-------- Information shown --------

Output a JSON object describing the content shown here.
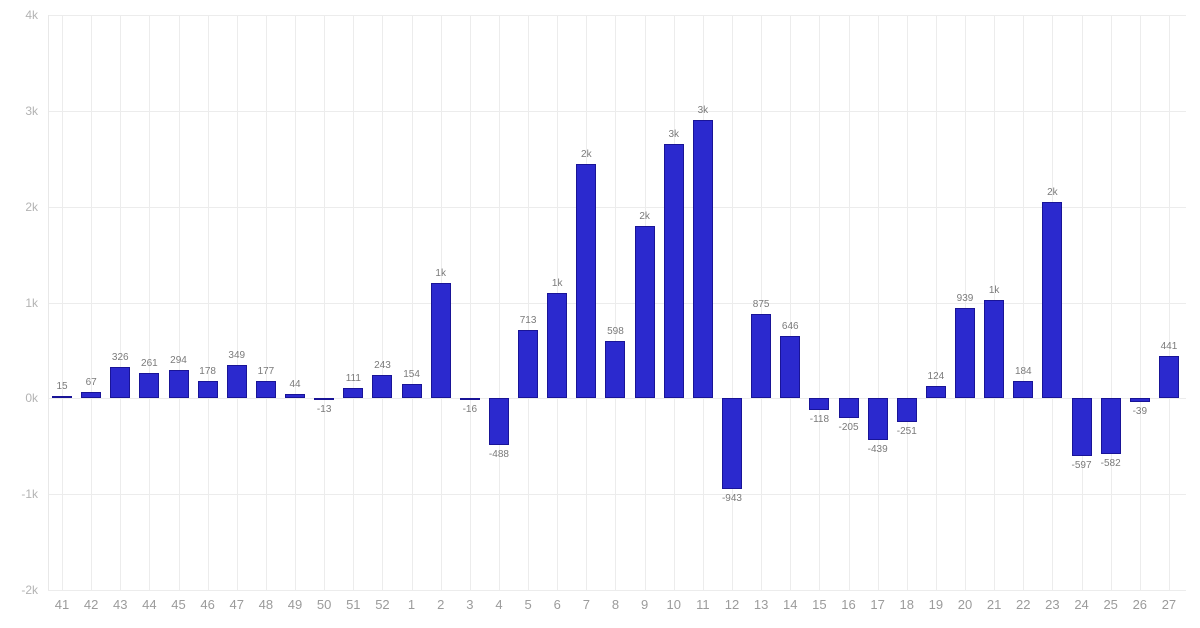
{
  "chart_data": {
    "type": "bar",
    "title": "",
    "xlabel": "",
    "ylabel": "",
    "grid": "on",
    "legend": "none",
    "ylim": [
      -2000,
      4000
    ],
    "categories": [
      "41",
      "42",
      "43",
      "44",
      "45",
      "46",
      "47",
      "48",
      "49",
      "50",
      "51",
      "52",
      "1",
      "2",
      "3",
      "4",
      "5",
      "6",
      "7",
      "8",
      "9",
      "10",
      "11",
      "12",
      "13",
      "14",
      "15",
      "16",
      "17",
      "18",
      "19",
      "20",
      "21",
      "22",
      "23",
      "24",
      "25",
      "26",
      "27"
    ],
    "values": [
      15,
      67,
      326,
      261,
      294,
      178,
      349,
      177,
      44,
      -13,
      111,
      243,
      154,
      1200,
      -16,
      -488,
      713,
      1100,
      2450,
      598,
      1800,
      2650,
      2900,
      -943,
      875,
      646,
      -118,
      -205,
      -439,
      -251,
      124,
      939,
      1030,
      184,
      2050,
      -597,
      -582,
      -39,
      441
    ],
    "bar_labels": [
      "15",
      "67",
      "326",
      "261",
      "294",
      "178",
      "349",
      "177",
      "44",
      "-13",
      "111",
      "243",
      "154",
      "1k",
      "-16",
      "-488",
      "713",
      "1k",
      "2k",
      "598",
      "2k",
      "3k",
      "3k",
      "-943",
      "875",
      "646",
      "-118",
      "-205",
      "-439",
      "-251",
      "124",
      "939",
      "1k",
      "184",
      "2k",
      "-597",
      "-582",
      "-39",
      "441"
    ],
    "y_ticks": [
      {
        "label": "4k",
        "value": 4000
      },
      {
        "label": "3k",
        "value": 3000
      },
      {
        "label": "2k",
        "value": 2000
      },
      {
        "label": "1k",
        "value": 1000
      },
      {
        "label": "0k",
        "value": 0
      },
      {
        "label": "-1k",
        "value": -1000
      },
      {
        "label": "-2k",
        "value": -2000
      }
    ],
    "colors": {
      "bar_fill": "#2b29ce",
      "bar_border": "#191497",
      "grid_line": "#ececec",
      "value_label": "#7a7a7a",
      "x_tick_label": "#9b9b9b",
      "y_tick_label": "#b3b3b3",
      "background": "#ffffff"
    }
  }
}
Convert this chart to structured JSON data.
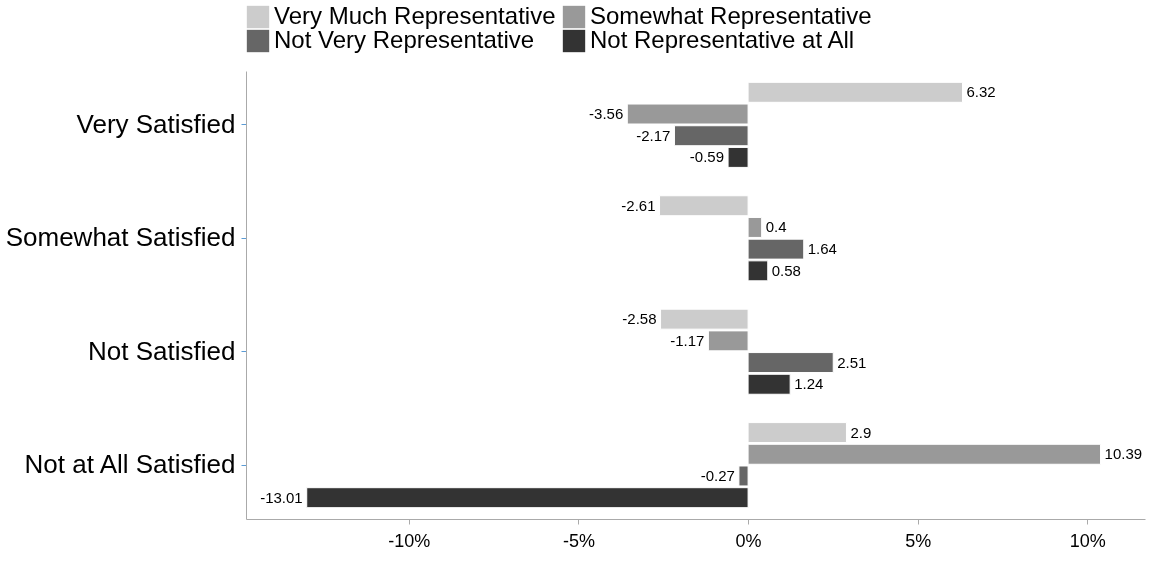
{
  "chart_data": {
    "type": "bar",
    "orientation": "horizontal",
    "categories": [
      "Very Satisfied",
      "Somewhat Satisfied",
      "Not Satisfied",
      "Not at All Satisfied"
    ],
    "series": [
      {
        "name": "Very Much Representative",
        "color": "#cccccc",
        "values": [
          6.32,
          -2.61,
          -2.58,
          2.9
        ]
      },
      {
        "name": "Somewhat Representative",
        "color": "#999999",
        "values": [
          -3.56,
          0.4,
          -1.17,
          10.39
        ]
      },
      {
        "name": "Not Very Representative",
        "color": "#666666",
        "values": [
          -2.17,
          1.64,
          2.51,
          -0.27
        ]
      },
      {
        "name": "Not Representative at All",
        "color": "#333333",
        "values": [
          -0.59,
          0.58,
          1.24,
          -13.01
        ]
      }
    ],
    "xlim": [
      -14.8,
      11.7
    ],
    "xticks": [
      {
        "value": -10,
        "label": "-10%"
      },
      {
        "value": -5,
        "label": "-5%"
      },
      {
        "value": 0,
        "label": "0%"
      },
      {
        "value": 5,
        "label": "5%"
      },
      {
        "value": 10,
        "label": "10%"
      }
    ],
    "data_labels": true,
    "grid": false,
    "legend": "top"
  }
}
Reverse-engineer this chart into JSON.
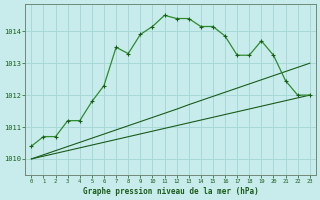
{
  "title": "Graphe pression niveau de la mer (hPa)",
  "background_color": "#c8ecec",
  "grid_color": "#a8d8d8",
  "line_color_dark": "#1a5c1a",
  "line_color_medium": "#2d8c2d",
  "xlim": [
    -0.5,
    23.5
  ],
  "ylim": [
    1009.5,
    1014.85
  ],
  "yticks": [
    1010,
    1011,
    1012,
    1013,
    1014
  ],
  "xticks": [
    0,
    1,
    2,
    3,
    4,
    5,
    6,
    7,
    8,
    9,
    10,
    11,
    12,
    13,
    14,
    15,
    16,
    17,
    18,
    19,
    20,
    21,
    22,
    23
  ],
  "series_main": [
    1010.4,
    1010.7,
    1010.7,
    1011.2,
    1011.2,
    1011.8,
    1012.3,
    1013.5,
    1013.3,
    1013.9,
    1014.15,
    1014.5,
    1014.4,
    1014.4,
    1014.15,
    1014.15,
    1013.85,
    1013.25,
    1013.25,
    1013.7,
    1013.25,
    1012.45,
    1012.0,
    1012.0
  ],
  "series_upper_straight": [
    1010.0,
    1010.13,
    1010.26,
    1010.39,
    1010.52,
    1010.65,
    1010.78,
    1010.91,
    1011.04,
    1011.17,
    1011.3,
    1011.43,
    1011.56,
    1011.7,
    1011.83,
    1011.96,
    1012.09,
    1012.22,
    1012.35,
    1012.48,
    1012.61,
    1012.74,
    1012.87,
    1013.0
  ],
  "series_lower_straight": [
    1010.0,
    1010.087,
    1010.174,
    1010.261,
    1010.348,
    1010.435,
    1010.522,
    1010.609,
    1010.696,
    1010.783,
    1010.87,
    1010.957,
    1011.044,
    1011.131,
    1011.218,
    1011.305,
    1011.392,
    1011.478,
    1011.565,
    1011.652,
    1011.739,
    1011.826,
    1011.913,
    1012.0
  ]
}
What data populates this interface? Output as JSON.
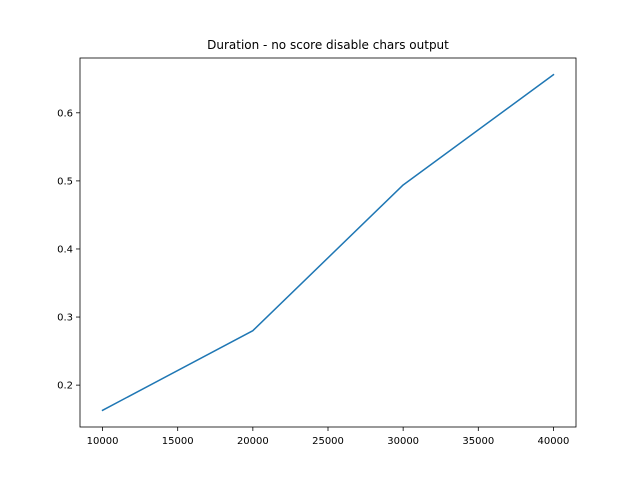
{
  "chart_data": {
    "type": "line",
    "title": "Duration - no score disable chars output",
    "xlabel": "",
    "ylabel": "",
    "xlim": [
      8500,
      41500
    ],
    "ylim": [
      0.1385,
      0.6805
    ],
    "x_ticks": [
      10000,
      15000,
      20000,
      25000,
      30000,
      35000,
      40000
    ],
    "y_ticks": [
      0.2,
      0.3,
      0.4,
      0.5,
      0.6
    ],
    "grid": false,
    "legend": "none",
    "series": [
      {
        "color": "#1f77b4",
        "x": [
          10000,
          20000,
          30000,
          40000
        ],
        "y": [
          0.163,
          0.28,
          0.494,
          0.656
        ]
      }
    ]
  }
}
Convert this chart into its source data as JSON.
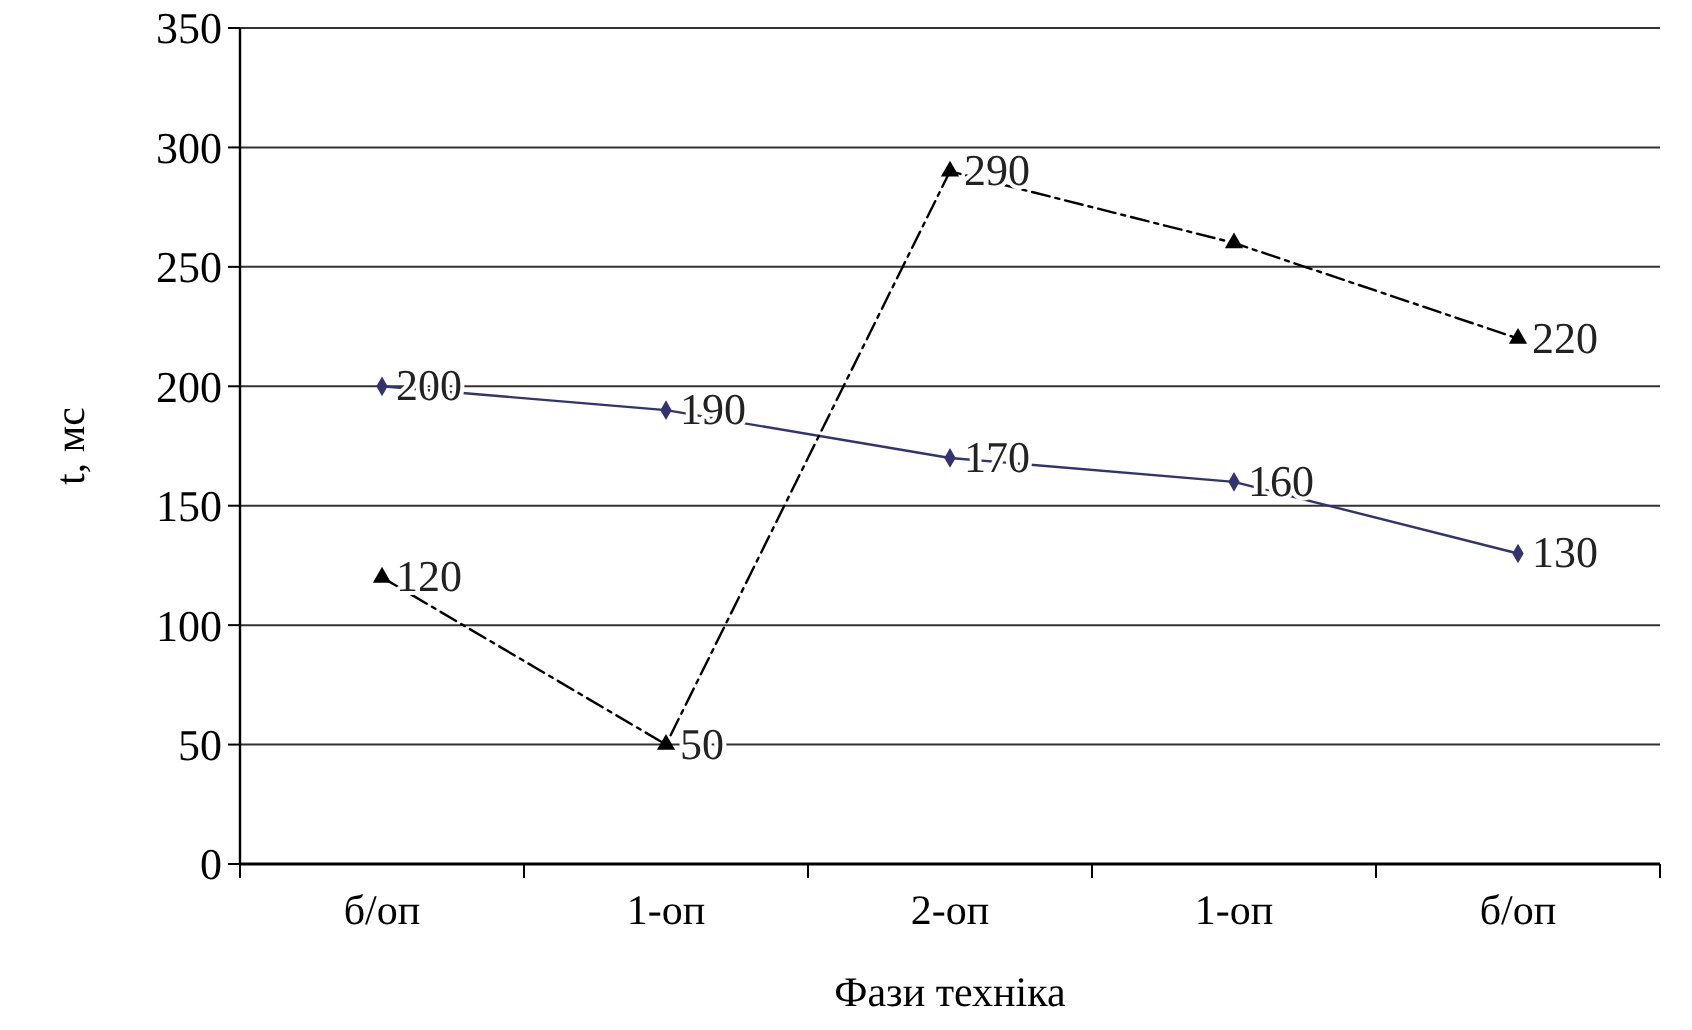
{
  "chart_data": {
    "type": "line",
    "xlabel": "Фази техніка",
    "ylabel": "t, мс",
    "categories": [
      "б/оп",
      "1-оп",
      "2-оп",
      "1-оп",
      "б/оп"
    ],
    "series": [
      {
        "color": "#333370",
        "values": [
          200,
          190,
          170,
          160,
          130
        ],
        "marker": "diamond",
        "line_style": "solid",
        "value_labels": [
          "200",
          "190",
          "170",
          "160",
          "130"
        ]
      },
      {
        "color": "#000000",
        "values": [
          120,
          50,
          290,
          260,
          220
        ],
        "marker": "triangle",
        "line_style": "dashed",
        "value_labels": [
          "120",
          "50",
          "290",
          null,
          "220"
        ]
      }
    ],
    "ylim": [
      0,
      350
    ],
    "yticks": [
      0,
      50,
      100,
      150,
      200,
      250,
      300,
      350
    ],
    "grid": "y"
  }
}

--------

● **Your goal**
From the listing above, print every entry precisely and drop the pictures.

● **Solution for this exercise**
Output a JSON object describing the content shown here.
{
  "chart_data": {
    "type": "bar",
    "title": "",
    "xlabel": "",
    "ylabel": "",
    "grid": "on",
    "legend": "none",
    "ylim": [
      -2000,
      4000
    ],
    "categories": [
      "41",
      "42",
      "43",
      "44",
      "45",
      "46",
      "47",
      "48",
      "49",
      "50",
      "51",
      "52",
      "1",
      "2",
      "3",
      "4",
      "5",
      "6",
      "7",
      "8",
      "9",
      "10",
      "11",
      "12",
      "13",
      "14",
      "15",
      "16",
      "17",
      "18",
      "19",
      "20",
      "21",
      "22",
      "23",
      "24",
      "25",
      "26",
      "27"
    ],
    "values": [
      15,
      67,
      326,
      261,
      294,
      178,
      349,
      177,
      44,
      -13,
      111,
      243,
      154,
      1200,
      -16,
      -488,
      713,
      1100,
      2450,
      598,
      1800,
      2650,
      2900,
      -943,
      875,
      646,
      -118,
      -205,
      -439,
      -251,
      124,
      939,
      1030,
      184,
      2050,
      -597,
      -582,
      -39,
      441
    ],
    "bar_labels": [
      "15",
      "67",
      "326",
      "261",
      "294",
      "178",
      "349",
      "177",
      "44",
      "-13",
      "111",
      "243",
      "154",
      "1k",
      "-16",
      "-488",
      "713",
      "1k",
      "2k",
      "598",
      "2k",
      "3k",
      "3k",
      "-943",
      "875",
      "646",
      "-118",
      "-205",
      "-439",
      "-251",
      "124",
      "939",
      "1k",
      "184",
      "2k",
      "-597",
      "-582",
      "-39",
      "441"
    ],
    "y_ticks": [
      {
        "label": "4k",
        "value": 4000
      },
      {
        "label": "3k",
        "value": 3000
      },
      {
        "label": "2k",
        "value": 2000
      },
      {
        "label": "1k",
        "value": 1000
      },
      {
        "label": "0k",
        "value": 0
      },
      {
        "label": "-1k",
        "value": -1000
      },
      {
        "label": "-2k",
        "value": -2000
      }
    ],
    "colors": {
      "bar_fill": "#2b29ce",
      "bar_border": "#191497",
      "grid_line": "#ececec",
      "value_label": "#7a7a7a",
      "x_tick_label": "#9b9b9b",
      "y_tick_label": "#b3b3b3",
      "background": "#ffffff"
    }
  }
}
Convert this chart to structured JSON data.
{
  "chart_data": {
    "type": "bar",
    "orientation": "horizontal",
    "categories": [
      "Very Satisfied",
      "Somewhat Satisfied",
      "Not Satisfied",
      "Not at All Satisfied"
    ],
    "series": [
      {
        "name": "Very Much Representative",
        "color": "#cccccc",
        "values": [
          6.32,
          -2.61,
          -2.58,
          2.9
        ]
      },
      {
        "name": "Somewhat Representative",
        "color": "#999999",
        "values": [
          -3.56,
          0.4,
          -1.17,
          10.39
        ]
      },
      {
        "name": "Not Very Representative",
        "color": "#666666",
        "values": [
          -2.17,
          1.64,
          2.51,
          -0.27
        ]
      },
      {
        "name": "Not Representative at All",
        "color": "#333333",
        "values": [
          -0.59,
          0.58,
          1.24,
          -13.01
        ]
      }
    ],
    "xlim": [
      -14.8,
      11.7
    ],
    "xticks": [
      {
        "value": -10,
        "label": "-10%"
      },
      {
        "value": -5,
        "label": "-5%"
      },
      {
        "value": 0,
        "label": "0%"
      },
      {
        "value": 5,
        "label": "5%"
      },
      {
        "value": 10,
        "label": "10%"
      }
    ],
    "data_labels": true,
    "grid": false,
    "legend": "top"
  }
}
Reverse-engineer this chart into JSON.
{
  "title": "Graphe pression niveau de la mer (hPa)",
  "background_color": "#c8ecec",
  "grid_color": "#a8d8d8",
  "line_color_dark": "#1a5c1a",
  "line_color_medium": "#2d8c2d",
  "xlim": [
    -0.5,
    23.5
  ],
  "ylim": [
    1009.5,
    1014.85
  ],
  "yticks": [
    1010,
    1011,
    1012,
    1013,
    1014
  ],
  "xticks": [
    0,
    1,
    2,
    3,
    4,
    5,
    6,
    7,
    8,
    9,
    10,
    11,
    12,
    13,
    14,
    15,
    16,
    17,
    18,
    19,
    20,
    21,
    22,
    23
  ],
  "series_main": [
    1010.4,
    1010.7,
    1010.7,
    1011.2,
    1011.2,
    1011.8,
    1012.3,
    1013.5,
    1013.3,
    1013.9,
    1014.15,
    1014.5,
    1014.4,
    1014.4,
    1014.15,
    1014.15,
    1013.85,
    1013.25,
    1013.25,
    1013.7,
    1013.25,
    1012.45,
    1012.0,
    1012.0
  ],
  "series_upper_straight": [
    1010.0,
    1010.13,
    1010.26,
    1010.39,
    1010.52,
    1010.65,
    1010.78,
    1010.91,
    1011.04,
    1011.17,
    1011.3,
    1011.43,
    1011.56,
    1011.7,
    1011.83,
    1011.96,
    1012.09,
    1012.22,
    1012.35,
    1012.48,
    1012.61,
    1012.74,
    1012.87,
    1013.0
  ],
  "series_lower_straight": [
    1010.0,
    1010.087,
    1010.174,
    1010.261,
    1010.348,
    1010.435,
    1010.522,
    1010.609,
    1010.696,
    1010.783,
    1010.87,
    1010.957,
    1011.044,
    1011.131,
    1011.218,
    1011.305,
    1011.392,
    1011.478,
    1011.565,
    1011.652,
    1011.739,
    1011.826,
    1011.913,
    1012.0
  ]
}
What data populates this interface? Output as JSON.
{
  "chart_data": {
    "type": "line",
    "title": "Duration - no score disable chars output",
    "xlabel": "",
    "ylabel": "",
    "xlim": [
      8500,
      41500
    ],
    "ylim": [
      0.1385,
      0.6805
    ],
    "x_ticks": [
      10000,
      15000,
      20000,
      25000,
      30000,
      35000,
      40000
    ],
    "y_ticks": [
      0.2,
      0.3,
      0.4,
      0.5,
      0.6
    ],
    "grid": false,
    "legend": "none",
    "series": [
      {
        "color": "#1f77b4",
        "x": [
          10000,
          20000,
          30000,
          40000
        ],
        "y": [
          0.163,
          0.28,
          0.494,
          0.656
        ]
      }
    ]
  }
}
Convert this chart into its source data as JSON.
{
  "chart_data": {
    "type": "line",
    "xlabel": "Фази техніка",
    "ylabel": "t, мс",
    "categories": [
      "б/оп",
      "1-оп",
      "2-оп",
      "1-оп",
      "б/оп"
    ],
    "series": [
      {
        "color": "#333370",
        "values": [
          200,
          190,
          170,
          160,
          130
        ],
        "marker": "diamond",
        "line_style": "solid",
        "value_labels": [
          "200",
          "190",
          "170",
          "160",
          "130"
        ]
      },
      {
        "color": "#000000",
        "values": [
          120,
          50,
          290,
          260,
          220
        ],
        "marker": "triangle",
        "line_style": "dashed",
        "value_labels": [
          "120",
          "50",
          "290",
          null,
          "220"
        ]
      }
    ],
    "ylim": [
      0,
      350
    ],
    "yticks": [
      0,
      50,
      100,
      150,
      200,
      250,
      300,
      350
    ],
    "grid": "y"
  }
}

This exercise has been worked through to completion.